**WHAT IS ASKED:** What number of lines in the material contain the word "index"? Give that number alone.

**GIVEN DATA:**
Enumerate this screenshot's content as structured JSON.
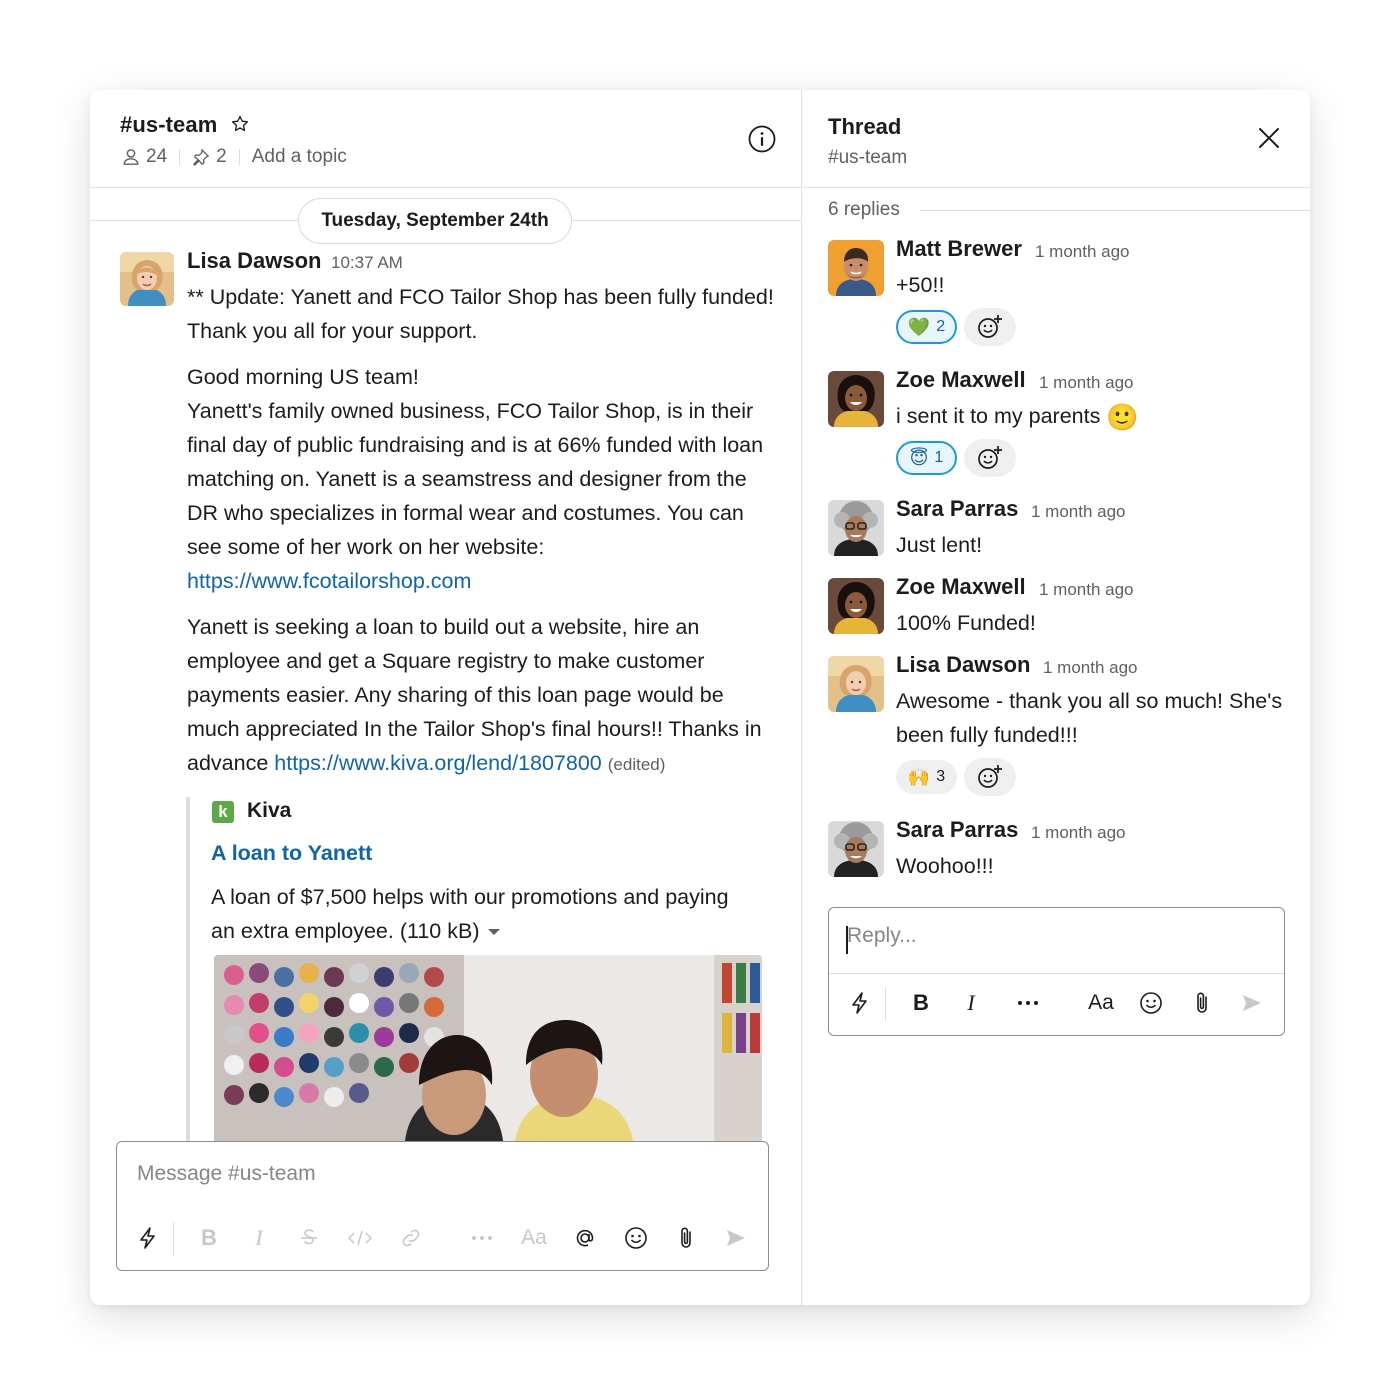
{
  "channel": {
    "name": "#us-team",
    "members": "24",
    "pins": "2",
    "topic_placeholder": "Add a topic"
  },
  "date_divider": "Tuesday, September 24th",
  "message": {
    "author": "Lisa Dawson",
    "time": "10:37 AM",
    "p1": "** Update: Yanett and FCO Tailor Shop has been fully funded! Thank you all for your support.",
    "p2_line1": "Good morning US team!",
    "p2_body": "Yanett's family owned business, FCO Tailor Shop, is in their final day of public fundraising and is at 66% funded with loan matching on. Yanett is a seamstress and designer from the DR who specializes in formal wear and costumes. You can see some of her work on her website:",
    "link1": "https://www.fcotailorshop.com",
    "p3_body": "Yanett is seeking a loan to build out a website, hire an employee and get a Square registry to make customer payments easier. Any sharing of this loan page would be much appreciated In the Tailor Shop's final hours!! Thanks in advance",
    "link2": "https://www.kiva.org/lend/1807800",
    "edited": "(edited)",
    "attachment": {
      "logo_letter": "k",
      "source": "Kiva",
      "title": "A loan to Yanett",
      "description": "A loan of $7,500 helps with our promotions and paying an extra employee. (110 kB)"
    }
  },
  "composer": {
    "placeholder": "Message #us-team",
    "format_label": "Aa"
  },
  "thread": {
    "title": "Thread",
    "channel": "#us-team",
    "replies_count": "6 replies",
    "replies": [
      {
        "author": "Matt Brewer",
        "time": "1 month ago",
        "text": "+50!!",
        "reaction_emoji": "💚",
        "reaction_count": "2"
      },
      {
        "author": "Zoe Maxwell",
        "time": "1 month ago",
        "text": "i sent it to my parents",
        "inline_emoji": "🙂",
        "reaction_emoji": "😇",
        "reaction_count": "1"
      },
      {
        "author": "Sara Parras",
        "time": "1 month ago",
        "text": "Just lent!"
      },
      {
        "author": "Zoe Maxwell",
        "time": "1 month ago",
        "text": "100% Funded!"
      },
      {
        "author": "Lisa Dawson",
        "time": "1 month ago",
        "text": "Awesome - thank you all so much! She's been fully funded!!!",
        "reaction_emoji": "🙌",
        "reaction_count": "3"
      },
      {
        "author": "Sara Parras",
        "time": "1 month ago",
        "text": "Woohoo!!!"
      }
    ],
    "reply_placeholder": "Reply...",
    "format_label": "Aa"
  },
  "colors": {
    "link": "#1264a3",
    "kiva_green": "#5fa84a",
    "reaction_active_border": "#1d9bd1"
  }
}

* * *

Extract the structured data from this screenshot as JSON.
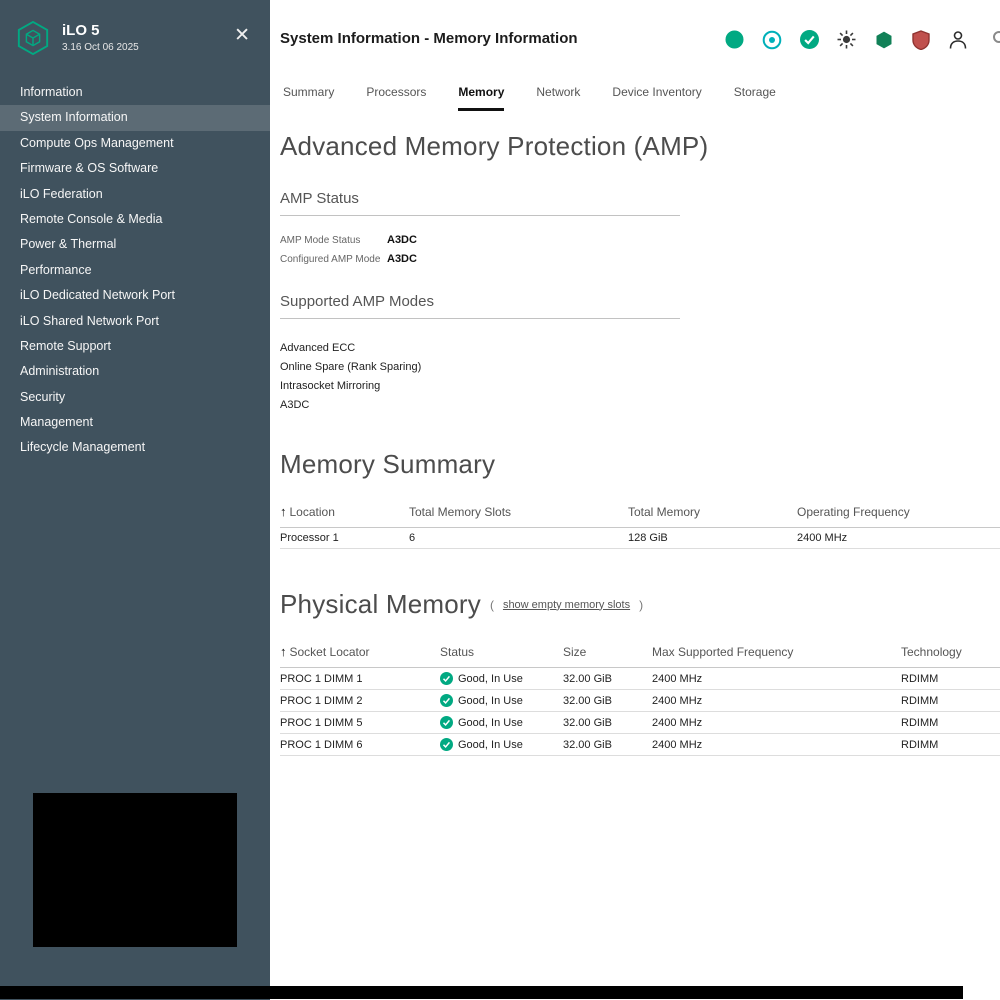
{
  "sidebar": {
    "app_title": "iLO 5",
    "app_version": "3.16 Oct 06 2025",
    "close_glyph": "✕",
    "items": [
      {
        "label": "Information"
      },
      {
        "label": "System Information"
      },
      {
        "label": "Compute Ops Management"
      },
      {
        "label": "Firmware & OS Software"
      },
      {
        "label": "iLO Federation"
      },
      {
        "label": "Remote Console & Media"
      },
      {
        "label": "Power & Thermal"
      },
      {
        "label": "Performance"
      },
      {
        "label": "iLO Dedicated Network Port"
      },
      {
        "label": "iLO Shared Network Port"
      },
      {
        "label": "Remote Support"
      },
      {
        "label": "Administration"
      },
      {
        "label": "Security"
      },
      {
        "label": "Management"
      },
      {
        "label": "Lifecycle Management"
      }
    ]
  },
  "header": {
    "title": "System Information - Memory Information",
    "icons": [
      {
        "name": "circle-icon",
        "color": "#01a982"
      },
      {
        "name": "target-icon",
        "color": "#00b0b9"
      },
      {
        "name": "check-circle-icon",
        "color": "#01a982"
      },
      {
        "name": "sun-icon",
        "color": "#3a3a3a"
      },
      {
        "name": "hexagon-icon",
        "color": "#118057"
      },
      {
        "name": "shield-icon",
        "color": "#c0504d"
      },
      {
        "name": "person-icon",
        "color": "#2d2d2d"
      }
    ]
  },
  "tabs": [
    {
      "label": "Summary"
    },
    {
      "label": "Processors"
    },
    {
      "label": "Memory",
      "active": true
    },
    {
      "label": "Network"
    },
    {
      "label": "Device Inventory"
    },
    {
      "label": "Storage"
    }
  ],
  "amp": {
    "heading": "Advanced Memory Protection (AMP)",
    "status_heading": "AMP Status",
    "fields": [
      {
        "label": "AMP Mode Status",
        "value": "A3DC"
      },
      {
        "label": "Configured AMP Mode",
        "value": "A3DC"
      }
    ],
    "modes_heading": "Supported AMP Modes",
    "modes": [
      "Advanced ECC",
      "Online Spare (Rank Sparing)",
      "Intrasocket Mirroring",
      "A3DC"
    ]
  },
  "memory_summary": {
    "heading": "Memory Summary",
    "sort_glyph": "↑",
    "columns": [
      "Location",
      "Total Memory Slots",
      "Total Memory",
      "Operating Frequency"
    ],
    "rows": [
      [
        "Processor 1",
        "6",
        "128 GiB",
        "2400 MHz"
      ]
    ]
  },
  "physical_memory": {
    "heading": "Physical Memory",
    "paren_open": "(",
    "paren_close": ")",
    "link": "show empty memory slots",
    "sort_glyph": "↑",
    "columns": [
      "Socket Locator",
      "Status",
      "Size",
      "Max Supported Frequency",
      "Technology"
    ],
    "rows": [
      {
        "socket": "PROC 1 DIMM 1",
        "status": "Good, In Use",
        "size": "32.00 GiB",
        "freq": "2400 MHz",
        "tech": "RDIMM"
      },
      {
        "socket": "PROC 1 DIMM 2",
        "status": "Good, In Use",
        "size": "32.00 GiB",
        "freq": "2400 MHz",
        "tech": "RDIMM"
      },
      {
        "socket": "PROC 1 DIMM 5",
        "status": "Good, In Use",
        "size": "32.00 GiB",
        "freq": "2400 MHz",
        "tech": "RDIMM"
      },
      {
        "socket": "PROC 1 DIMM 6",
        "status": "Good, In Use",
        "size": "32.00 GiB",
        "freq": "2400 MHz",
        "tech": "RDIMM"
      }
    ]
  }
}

* * *

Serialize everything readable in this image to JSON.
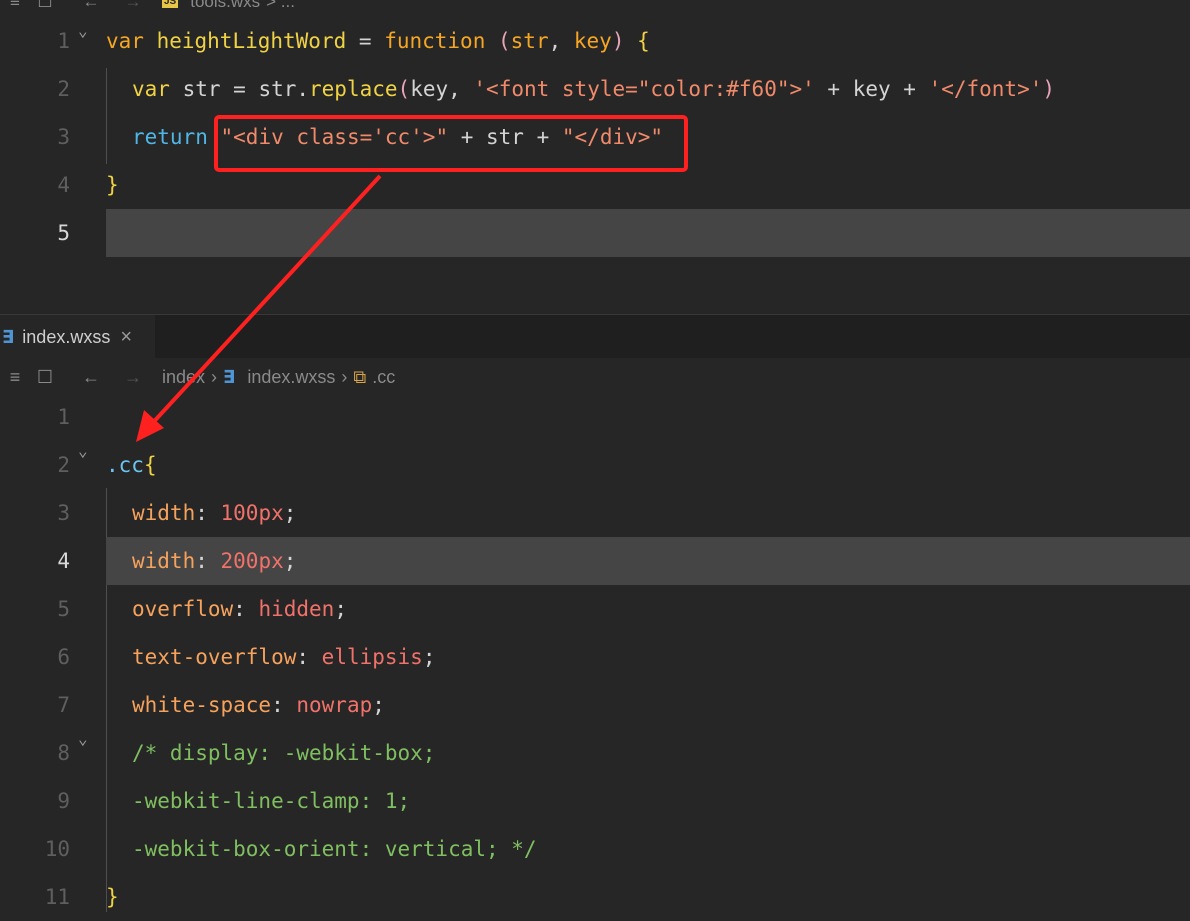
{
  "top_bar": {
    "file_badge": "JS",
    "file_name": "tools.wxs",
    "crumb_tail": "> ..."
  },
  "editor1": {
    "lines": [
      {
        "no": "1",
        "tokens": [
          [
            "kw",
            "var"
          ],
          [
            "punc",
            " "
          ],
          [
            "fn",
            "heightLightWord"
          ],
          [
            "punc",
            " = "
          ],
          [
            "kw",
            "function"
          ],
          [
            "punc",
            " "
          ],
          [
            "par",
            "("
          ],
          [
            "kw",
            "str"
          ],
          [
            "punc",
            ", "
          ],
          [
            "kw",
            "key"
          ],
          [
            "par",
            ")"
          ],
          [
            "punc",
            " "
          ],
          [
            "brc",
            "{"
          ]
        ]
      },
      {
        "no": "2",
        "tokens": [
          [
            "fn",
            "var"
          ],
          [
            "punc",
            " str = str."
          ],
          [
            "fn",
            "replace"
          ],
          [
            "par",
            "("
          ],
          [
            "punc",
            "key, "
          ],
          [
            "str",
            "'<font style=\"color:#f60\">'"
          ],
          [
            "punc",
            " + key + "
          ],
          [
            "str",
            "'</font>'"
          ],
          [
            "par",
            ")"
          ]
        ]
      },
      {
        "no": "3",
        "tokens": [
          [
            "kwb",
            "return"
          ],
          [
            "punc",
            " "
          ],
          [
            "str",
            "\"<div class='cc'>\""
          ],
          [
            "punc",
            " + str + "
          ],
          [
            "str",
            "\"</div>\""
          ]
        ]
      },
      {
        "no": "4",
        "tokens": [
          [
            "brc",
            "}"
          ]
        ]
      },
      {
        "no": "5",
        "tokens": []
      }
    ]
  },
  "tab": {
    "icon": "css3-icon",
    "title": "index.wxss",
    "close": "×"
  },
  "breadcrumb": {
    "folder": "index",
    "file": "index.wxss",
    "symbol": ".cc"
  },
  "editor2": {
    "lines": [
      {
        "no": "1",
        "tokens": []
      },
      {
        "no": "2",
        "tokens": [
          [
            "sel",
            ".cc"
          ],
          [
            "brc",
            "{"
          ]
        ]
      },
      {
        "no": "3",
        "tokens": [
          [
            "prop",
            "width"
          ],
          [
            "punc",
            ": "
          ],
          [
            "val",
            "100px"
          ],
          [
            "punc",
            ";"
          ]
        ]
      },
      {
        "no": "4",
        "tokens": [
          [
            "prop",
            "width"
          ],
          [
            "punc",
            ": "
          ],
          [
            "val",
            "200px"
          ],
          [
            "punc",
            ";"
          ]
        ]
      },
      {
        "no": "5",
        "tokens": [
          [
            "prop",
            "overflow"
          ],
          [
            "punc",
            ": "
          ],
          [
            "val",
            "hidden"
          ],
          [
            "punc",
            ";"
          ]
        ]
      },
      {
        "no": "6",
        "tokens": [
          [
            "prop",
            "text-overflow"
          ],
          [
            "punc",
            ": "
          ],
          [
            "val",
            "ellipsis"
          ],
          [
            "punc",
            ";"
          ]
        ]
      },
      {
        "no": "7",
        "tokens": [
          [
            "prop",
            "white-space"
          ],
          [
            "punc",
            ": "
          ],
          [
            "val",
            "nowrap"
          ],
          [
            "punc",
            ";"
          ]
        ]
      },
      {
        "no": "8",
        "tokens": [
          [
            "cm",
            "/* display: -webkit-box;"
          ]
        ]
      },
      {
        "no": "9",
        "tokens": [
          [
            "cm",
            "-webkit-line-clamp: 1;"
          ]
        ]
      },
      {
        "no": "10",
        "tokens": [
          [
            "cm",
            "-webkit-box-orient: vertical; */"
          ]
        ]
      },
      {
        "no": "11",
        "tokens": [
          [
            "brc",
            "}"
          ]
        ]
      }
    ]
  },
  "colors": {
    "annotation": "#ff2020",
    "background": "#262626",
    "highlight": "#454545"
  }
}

**ANSWER FOR THE TASK:** 3